▸ **AVAILABLE DATA**
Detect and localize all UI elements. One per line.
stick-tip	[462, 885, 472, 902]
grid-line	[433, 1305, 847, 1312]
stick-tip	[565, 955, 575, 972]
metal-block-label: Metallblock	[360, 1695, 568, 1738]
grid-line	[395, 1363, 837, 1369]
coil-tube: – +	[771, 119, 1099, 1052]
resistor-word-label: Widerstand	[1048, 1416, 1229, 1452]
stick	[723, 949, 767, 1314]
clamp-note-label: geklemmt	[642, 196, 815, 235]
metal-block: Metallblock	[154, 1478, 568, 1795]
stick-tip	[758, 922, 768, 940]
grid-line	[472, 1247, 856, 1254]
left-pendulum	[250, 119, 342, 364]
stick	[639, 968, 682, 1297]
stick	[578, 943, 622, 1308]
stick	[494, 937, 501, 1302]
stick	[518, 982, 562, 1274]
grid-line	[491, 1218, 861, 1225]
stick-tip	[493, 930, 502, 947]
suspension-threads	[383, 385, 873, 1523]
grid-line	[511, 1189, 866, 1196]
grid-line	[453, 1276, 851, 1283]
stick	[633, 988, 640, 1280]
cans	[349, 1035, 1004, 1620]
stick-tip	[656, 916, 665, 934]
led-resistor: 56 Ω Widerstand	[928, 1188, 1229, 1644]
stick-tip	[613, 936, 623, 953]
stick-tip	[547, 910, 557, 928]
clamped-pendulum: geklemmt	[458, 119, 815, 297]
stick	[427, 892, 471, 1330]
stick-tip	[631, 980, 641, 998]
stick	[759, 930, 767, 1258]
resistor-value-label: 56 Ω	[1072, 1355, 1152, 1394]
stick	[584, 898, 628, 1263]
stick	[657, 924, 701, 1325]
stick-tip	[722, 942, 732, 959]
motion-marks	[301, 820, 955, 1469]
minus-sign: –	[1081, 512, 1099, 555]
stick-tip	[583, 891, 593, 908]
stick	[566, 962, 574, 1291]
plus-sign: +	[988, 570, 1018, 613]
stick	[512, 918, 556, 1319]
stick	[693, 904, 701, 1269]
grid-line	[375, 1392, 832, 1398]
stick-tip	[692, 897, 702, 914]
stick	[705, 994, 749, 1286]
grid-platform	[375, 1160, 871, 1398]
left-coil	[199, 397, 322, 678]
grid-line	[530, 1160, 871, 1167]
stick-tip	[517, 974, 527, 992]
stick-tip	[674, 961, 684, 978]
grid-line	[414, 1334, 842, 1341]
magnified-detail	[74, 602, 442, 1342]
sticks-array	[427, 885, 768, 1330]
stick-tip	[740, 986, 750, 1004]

▸ **PROBLEM TO SOLVE**
Reproduce the records above line for line, with no change to any character.

▸ **FULL OUTPUT**
Detect and localize all UI elements. One per line.
stick-tip	[462, 885, 472, 902]
grid-line	[433, 1305, 847, 1312]
stick-tip	[565, 955, 575, 972]
metal-block-label: Metallblock	[360, 1695, 568, 1738]
grid-line	[395, 1363, 837, 1369]
coil-tube: – +	[771, 119, 1099, 1052]
resistor-word-label: Widerstand	[1048, 1416, 1229, 1452]
stick	[723, 949, 767, 1314]
clamp-note-label: geklemmt	[642, 196, 815, 235]
metal-block: Metallblock	[154, 1478, 568, 1795]
stick-tip	[758, 922, 768, 940]
grid-line	[472, 1247, 856, 1254]
left-pendulum	[250, 119, 342, 364]
stick	[639, 968, 682, 1297]
stick	[578, 943, 622, 1308]
stick	[494, 937, 501, 1302]
stick	[518, 982, 562, 1274]
grid-line	[491, 1218, 861, 1225]
stick-tip	[493, 930, 502, 947]
suspension-threads	[383, 385, 873, 1523]
grid-line	[511, 1189, 866, 1196]
grid-line	[453, 1276, 851, 1283]
stick	[633, 988, 640, 1280]
cans	[349, 1035, 1004, 1620]
stick-tip	[656, 916, 665, 934]
led-resistor: 56 Ω Widerstand	[928, 1188, 1229, 1644]
stick-tip	[613, 936, 623, 953]
stick-tip	[547, 910, 557, 928]
clamped-pendulum: geklemmt	[458, 119, 815, 297]
stick	[427, 892, 471, 1330]
stick-tip	[631, 980, 641, 998]
stick	[759, 930, 767, 1258]
resistor-value-label: 56 Ω	[1072, 1355, 1152, 1394]
stick	[584, 898, 628, 1263]
stick	[657, 924, 701, 1325]
stick-tip	[722, 942, 732, 959]
motion-marks	[301, 820, 955, 1469]
minus-sign: –	[1081, 512, 1099, 555]
stick-tip	[583, 891, 593, 908]
stick	[566, 962, 574, 1291]
plus-sign: +	[988, 570, 1018, 613]
stick	[512, 918, 556, 1319]
stick	[693, 904, 701, 1269]
grid-line	[375, 1392, 832, 1398]
stick-tip	[692, 897, 702, 914]
stick	[705, 994, 749, 1286]
grid-platform	[375, 1160, 871, 1398]
left-coil	[199, 397, 322, 678]
grid-line	[530, 1160, 871, 1167]
stick-tip	[517, 974, 527, 992]
stick-tip	[674, 961, 684, 978]
grid-line	[414, 1334, 842, 1341]
magnified-detail	[74, 602, 442, 1342]
sticks-array	[427, 885, 768, 1330]
stick-tip	[740, 986, 750, 1004]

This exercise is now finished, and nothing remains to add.